Records that describe figures:
-- START --

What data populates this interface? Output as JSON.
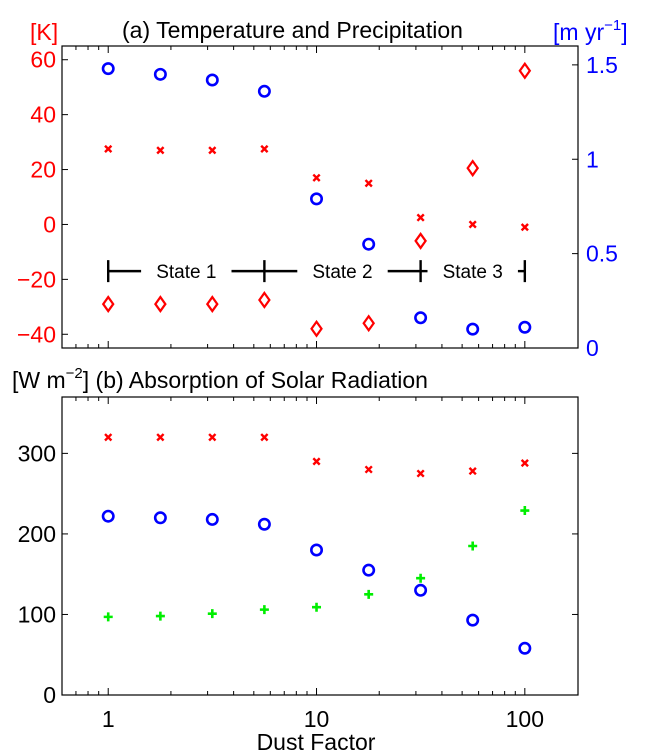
{
  "colors": {
    "red": "#ff0000",
    "blue": "#0000ff",
    "green": "#00ee00",
    "black": "#000000"
  },
  "chart_data": [
    {
      "type": "scatter",
      "title": "(a) Temperature and Precipitation",
      "xscale": "log",
      "xlim": [
        0.6,
        180
      ],
      "ylabel_left": "[K]",
      "ylabel_right_base": "[m yr",
      "ylabel_right_exp": "−1",
      "ylabel_right_close": "]",
      "ylim_left": [
        -45,
        65
      ],
      "ylim_right": [
        0,
        1.6
      ],
      "yticks_left": [
        "60",
        "40",
        "20",
        "0",
        "−20",
        "−40"
      ],
      "yticks_left_values": [
        60,
        40,
        20,
        0,
        -20,
        -40
      ],
      "yticks_right": [
        "1.5",
        "1",
        "0.5",
        "0"
      ],
      "yticks_right_values": [
        1.5,
        1,
        0.5,
        0
      ],
      "x": [
        1,
        1.78,
        3.16,
        5.62,
        10,
        17.8,
        31.6,
        56.2,
        100
      ],
      "series": [
        {
          "axis": "left",
          "marker": "x",
          "color": "#ff0000",
          "values": [
            27.5,
            27,
            27,
            27.5,
            17,
            15,
            2.5,
            0,
            -1
          ]
        },
        {
          "axis": "left",
          "marker": "diamond",
          "color": "#ff0000",
          "values": [
            -29,
            -29,
            -29,
            -27.5,
            -38,
            -36,
            -6,
            20.5,
            56
          ]
        },
        {
          "axis": "right",
          "marker": "circle",
          "color": "#0000ff",
          "values": [
            1.48,
            1.45,
            1.42,
            1.36,
            0.79,
            0.55,
            0.16,
            0.1,
            0.11
          ]
        }
      ],
      "states": {
        "labels": [
          "State 1",
          "State 2",
          "State 3"
        ],
        "boundaries": [
          1,
          5.62,
          31.6,
          100
        ],
        "y_value": -17
      }
    },
    {
      "type": "scatter",
      "title_prefix": "[W m",
      "title_exp": "−2",
      "title_rest": "]  (b) Absorption of Solar Radiation",
      "xscale": "log",
      "xlim": [
        0.6,
        180
      ],
      "ylim": [
        0,
        370
      ],
      "yticks": [
        "300",
        "200",
        "100",
        "0"
      ],
      "yticks_values": [
        300,
        200,
        100,
        0
      ],
      "xticks": [
        "1",
        "10",
        "100"
      ],
      "xticks_values": [
        1,
        10,
        100
      ],
      "xlabel": "Dust Factor",
      "x": [
        1,
        1.78,
        3.16,
        5.62,
        10,
        17.8,
        31.6,
        56.2,
        100
      ],
      "series": [
        {
          "marker": "x",
          "color": "#ff0000",
          "values": [
            320,
            320,
            320,
            320,
            290,
            280,
            275,
            278,
            288
          ]
        },
        {
          "marker": "circle",
          "color": "#0000ff",
          "values": [
            222,
            220,
            218,
            212,
            180,
            155,
            130,
            93,
            58
          ]
        },
        {
          "marker": "plus",
          "color": "#00ee00",
          "values": [
            97,
            98,
            101,
            106,
            109,
            125,
            145,
            185,
            229
          ]
        }
      ]
    }
  ]
}
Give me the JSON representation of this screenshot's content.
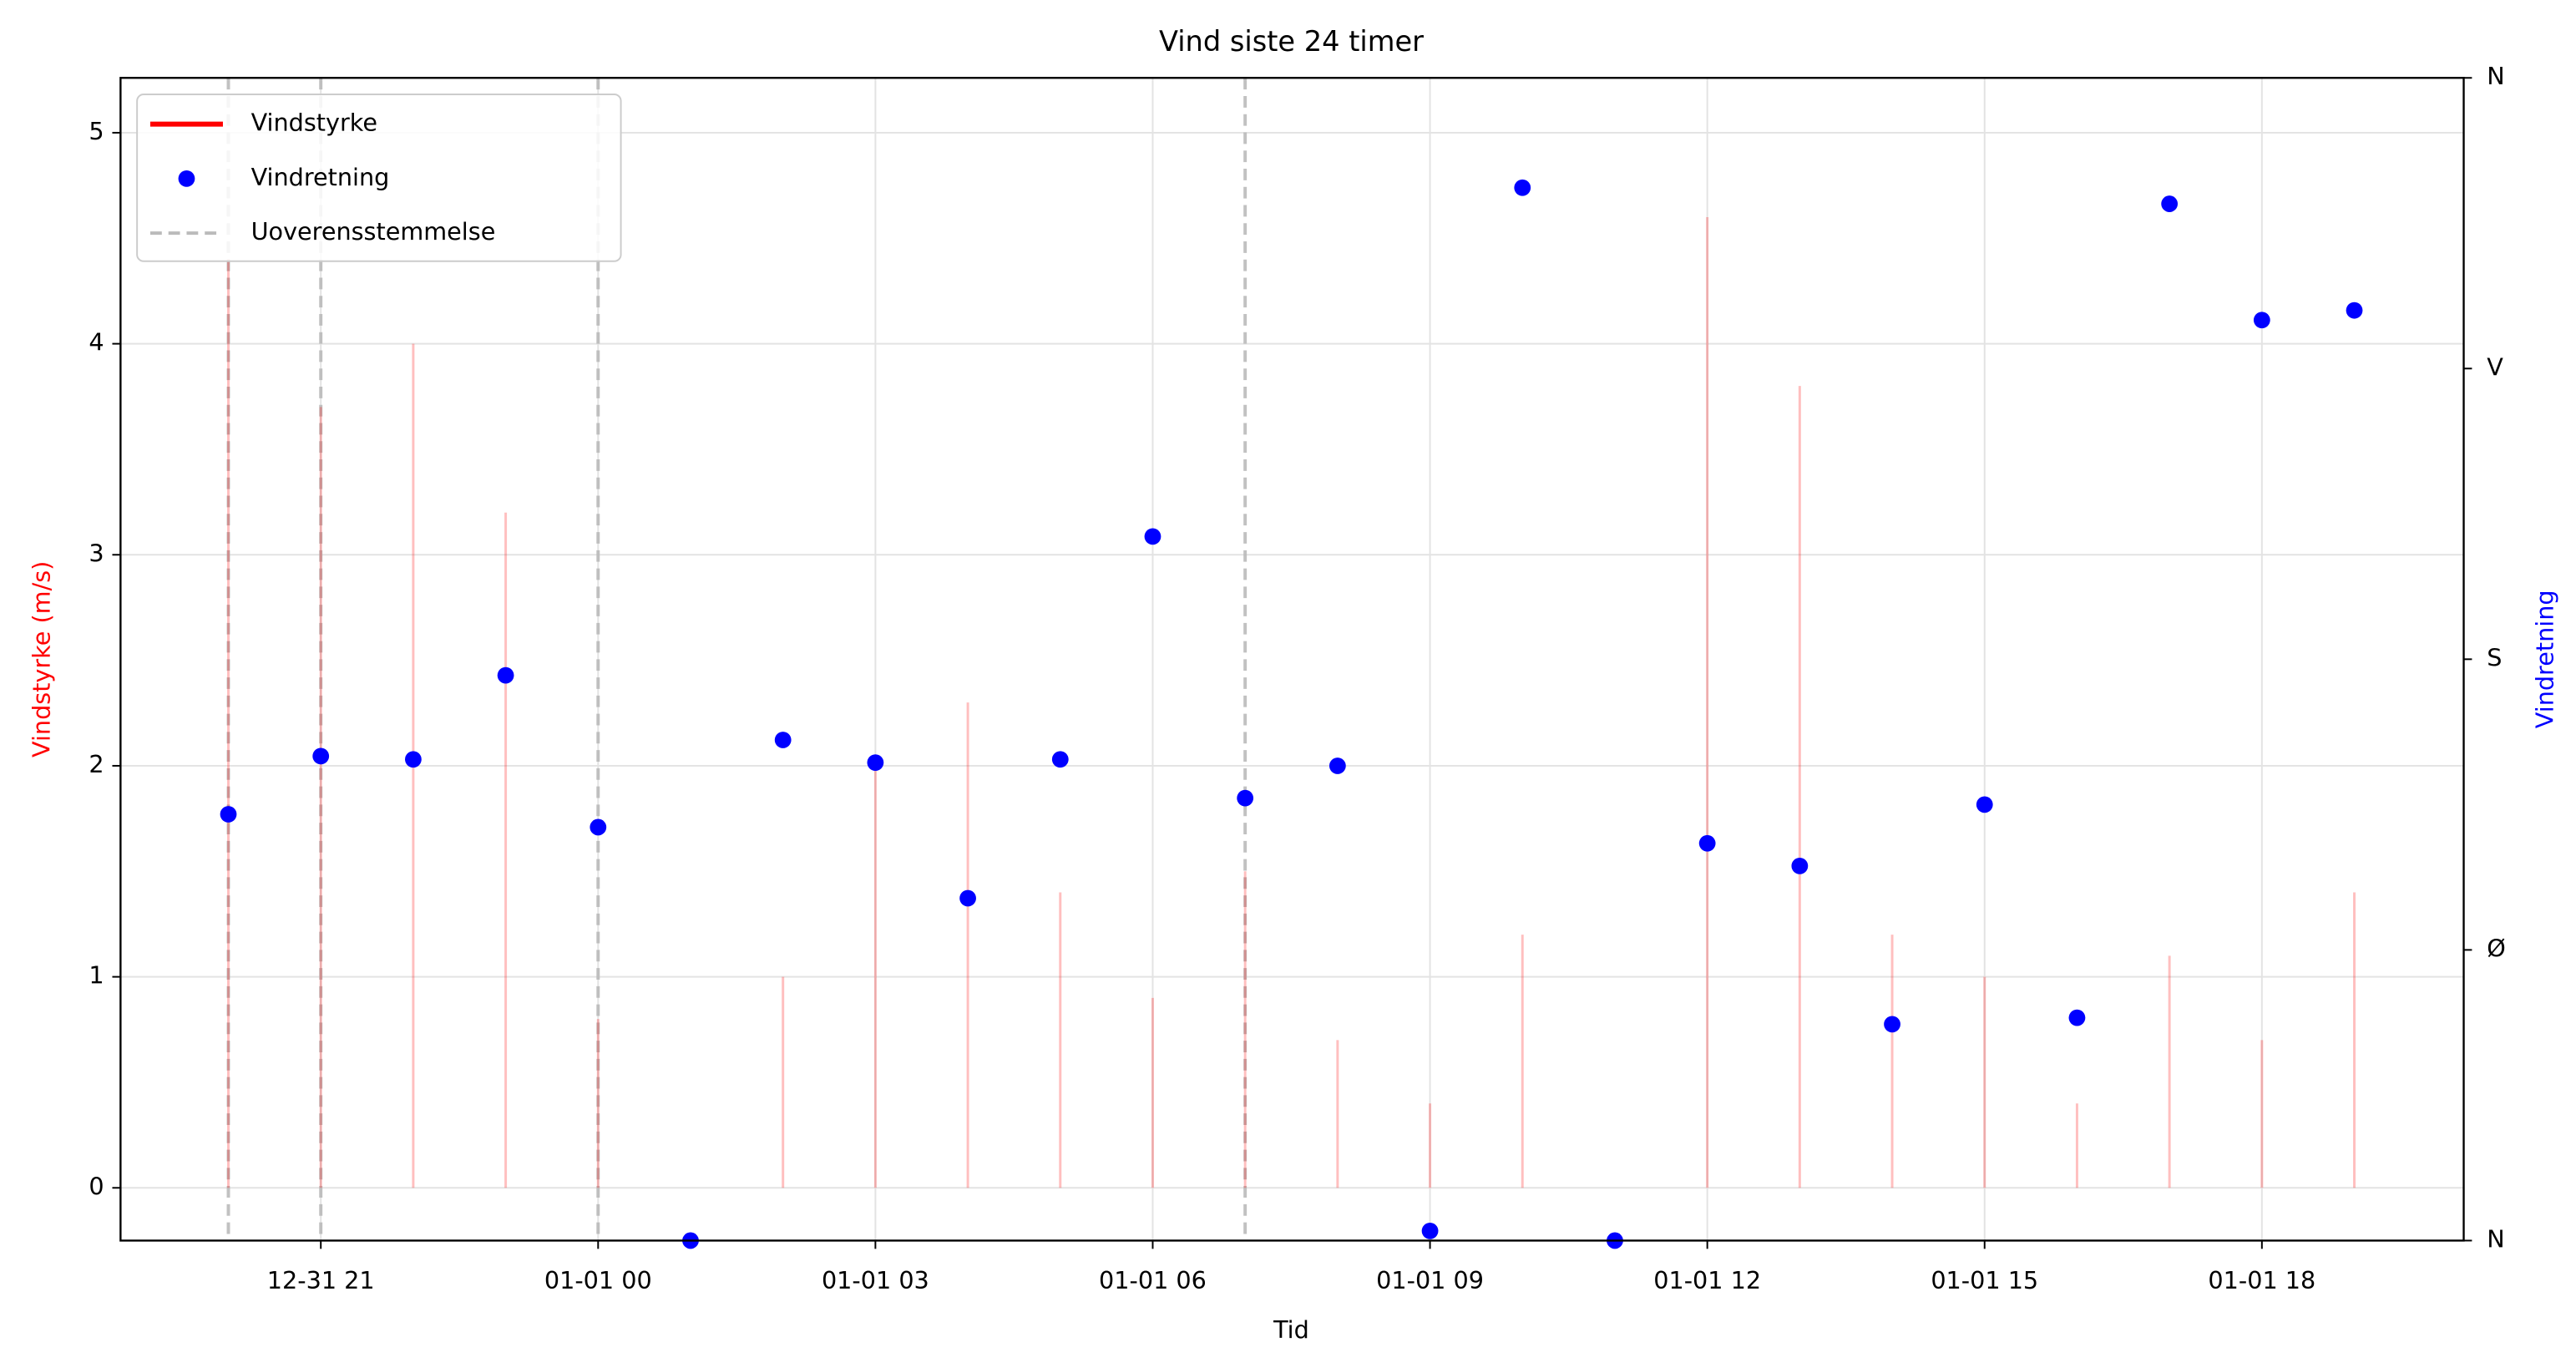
{
  "chart_data": {
    "type": "combo",
    "title": "Vind siste 24 timer",
    "x_label": "Tid",
    "y_label": "Vindstyrke (m/s)",
    "y2_label": "Vindretning",
    "x": [
      "12-31 20",
      "12-31 21",
      "12-31 22",
      "12-31 23",
      "01-01 00",
      "01-01 01",
      "01-01 02",
      "01-01 03",
      "01-01 04",
      "01-01 05",
      "01-01 06",
      "01-01 07",
      "01-01 08",
      "01-01 09",
      "01-01 10",
      "01-01 11",
      "01-01 12",
      "01-01 13",
      "01-01 14",
      "01-01 15",
      "01-01 16",
      "01-01 17",
      "01-01 18",
      "01-01 19"
    ],
    "xlim": [
      "12-31 18:50",
      "01-01 20:11"
    ],
    "xticks": [
      "12-31 21",
      "01-01 00",
      "01-01 03",
      "01-01 06",
      "01-01 09",
      "01-01 12",
      "01-01 15",
      "01-01 18"
    ],
    "ylim": [
      -0.25,
      5.26
    ],
    "yticks": [
      0,
      1,
      2,
      3,
      4,
      5
    ],
    "y2lim": [
      0,
      360
    ],
    "y2ticks": [
      {
        "value": 0,
        "label": "N"
      },
      {
        "value": 90,
        "label": "Ø"
      },
      {
        "value": 180,
        "label": "S"
      },
      {
        "value": 270,
        "label": "V"
      },
      {
        "value": 360,
        "label": "N"
      }
    ],
    "grid": true,
    "legend": "upper left",
    "series": [
      {
        "name": "Vindstyrke",
        "type": "stem",
        "color": "#ff0000",
        "values": [
          4.4,
          3.7,
          4.0,
          3.2,
          0.8,
          0,
          1.0,
          2.0,
          2.3,
          1.4,
          0.9,
          1.5,
          0.7,
          0.4,
          1.2,
          0,
          4.6,
          3.8,
          1.2,
          1.0,
          0.4,
          1.1,
          0.7,
          1.4
        ]
      },
      {
        "name": "Vindretning",
        "type": "scatter",
        "axis": "y2",
        "color": "#0000ff",
        "values": [
          132,
          150,
          149,
          175,
          128,
          0,
          155,
          148,
          106,
          149,
          218,
          137,
          147,
          3,
          326,
          0,
          123,
          116,
          67,
          135,
          69,
          321,
          285,
          288
        ]
      }
    ],
    "vlines": {
      "name": "Uoverensstemmelse",
      "color": "#bbbbbb",
      "x": [
        "12-31 20",
        "12-31 21",
        "01-01 00",
        "01-01 07"
      ]
    }
  }
}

-- END --

*What you are asked to do*
Transcribe every record above exactly, leaving out the pictures.

*Solution for this problem*
What data populates this interface? Output as JSON.
{
  "colors": {
    "red": "#ff0000",
    "blue": "#0000ff",
    "green": "#00ee00",
    "black": "#000000"
  },
  "chart_data": [
    {
      "type": "scatter",
      "title": "(a) Temperature and Precipitation",
      "xscale": "log",
      "xlim": [
        0.6,
        180
      ],
      "ylabel_left": "[K]",
      "ylabel_right_base": "[m yr",
      "ylabel_right_exp": "−1",
      "ylabel_right_close": "]",
      "ylim_left": [
        -45,
        65
      ],
      "ylim_right": [
        0,
        1.6
      ],
      "yticks_left": [
        "60",
        "40",
        "20",
        "0",
        "−20",
        "−40"
      ],
      "yticks_left_values": [
        60,
        40,
        20,
        0,
        -20,
        -40
      ],
      "yticks_right": [
        "1.5",
        "1",
        "0.5",
        "0"
      ],
      "yticks_right_values": [
        1.5,
        1,
        0.5,
        0
      ],
      "x": [
        1,
        1.78,
        3.16,
        5.62,
        10,
        17.8,
        31.6,
        56.2,
        100
      ],
      "series": [
        {
          "axis": "left",
          "marker": "x",
          "color": "#ff0000",
          "values": [
            27.5,
            27,
            27,
            27.5,
            17,
            15,
            2.5,
            0,
            -1
          ]
        },
        {
          "axis": "left",
          "marker": "diamond",
          "color": "#ff0000",
          "values": [
            -29,
            -29,
            -29,
            -27.5,
            -38,
            -36,
            -6,
            20.5,
            56
          ]
        },
        {
          "axis": "right",
          "marker": "circle",
          "color": "#0000ff",
          "values": [
            1.48,
            1.45,
            1.42,
            1.36,
            0.79,
            0.55,
            0.16,
            0.1,
            0.11
          ]
        }
      ],
      "states": {
        "labels": [
          "State 1",
          "State 2",
          "State 3"
        ],
        "boundaries": [
          1,
          5.62,
          31.6,
          100
        ],
        "y_value": -17
      }
    },
    {
      "type": "scatter",
      "title_prefix": "[W m",
      "title_exp": "−2",
      "title_rest": "]  (b) Absorption of Solar Radiation",
      "xscale": "log",
      "xlim": [
        0.6,
        180
      ],
      "ylim": [
        0,
        370
      ],
      "yticks": [
        "300",
        "200",
        "100",
        "0"
      ],
      "yticks_values": [
        300,
        200,
        100,
        0
      ],
      "xticks": [
        "1",
        "10",
        "100"
      ],
      "xticks_values": [
        1,
        10,
        100
      ],
      "xlabel": "Dust Factor",
      "x": [
        1,
        1.78,
        3.16,
        5.62,
        10,
        17.8,
        31.6,
        56.2,
        100
      ],
      "series": [
        {
          "marker": "x",
          "color": "#ff0000",
          "values": [
            320,
            320,
            320,
            320,
            290,
            280,
            275,
            278,
            288
          ]
        },
        {
          "marker": "circle",
          "color": "#0000ff",
          "values": [
            222,
            220,
            218,
            212,
            180,
            155,
            130,
            93,
            58
          ]
        },
        {
          "marker": "plus",
          "color": "#00ee00",
          "values": [
            97,
            98,
            101,
            106,
            109,
            125,
            145,
            185,
            229
          ]
        }
      ]
    }
  ]
}
Give me the JSON representation of this screenshot's content.
{
  "chart_data": {
    "type": "combo",
    "title": "Vind siste 24 timer",
    "x_label": "Tid",
    "y_label": "Vindstyrke (m/s)",
    "y2_label": "Vindretning",
    "x": [
      "12-31 20",
      "12-31 21",
      "12-31 22",
      "12-31 23",
      "01-01 00",
      "01-01 01",
      "01-01 02",
      "01-01 03",
      "01-01 04",
      "01-01 05",
      "01-01 06",
      "01-01 07",
      "01-01 08",
      "01-01 09",
      "01-01 10",
      "01-01 11",
      "01-01 12",
      "01-01 13",
      "01-01 14",
      "01-01 15",
      "01-01 16",
      "01-01 17",
      "01-01 18",
      "01-01 19"
    ],
    "xlim": [
      "12-31 18:50",
      "01-01 20:11"
    ],
    "xticks": [
      "12-31 21",
      "01-01 00",
      "01-01 03",
      "01-01 06",
      "01-01 09",
      "01-01 12",
      "01-01 15",
      "01-01 18"
    ],
    "ylim": [
      -0.25,
      5.26
    ],
    "yticks": [
      0,
      1,
      2,
      3,
      4,
      5
    ],
    "y2lim": [
      0,
      360
    ],
    "y2ticks": [
      {
        "value": 0,
        "label": "N"
      },
      {
        "value": 90,
        "label": "Ø"
      },
      {
        "value": 180,
        "label": "S"
      },
      {
        "value": 270,
        "label": "V"
      },
      {
        "value": 360,
        "label": "N"
      }
    ],
    "grid": true,
    "legend": "upper left",
    "series": [
      {
        "name": "Vindstyrke",
        "type": "stem",
        "color": "#ff0000",
        "values": [
          4.4,
          3.7,
          4.0,
          3.2,
          0.8,
          0,
          1.0,
          2.0,
          2.3,
          1.4,
          0.9,
          1.5,
          0.7,
          0.4,
          1.2,
          0,
          4.6,
          3.8,
          1.2,
          1.0,
          0.4,
          1.1,
          0.7,
          1.4
        ]
      },
      {
        "name": "Vindretning",
        "type": "scatter",
        "axis": "y2",
        "color": "#0000ff",
        "values": [
          132,
          150,
          149,
          175,
          128,
          0,
          155,
          148,
          106,
          149,
          218,
          137,
          147,
          3,
          326,
          0,
          123,
          116,
          67,
          135,
          69,
          321,
          285,
          288
        ]
      }
    ],
    "vlines": {
      "name": "Uoverensstemmelse",
      "color": "#bbbbbb",
      "x": [
        "12-31 20",
        "12-31 21",
        "01-01 00",
        "01-01 07"
      ]
    }
  }
}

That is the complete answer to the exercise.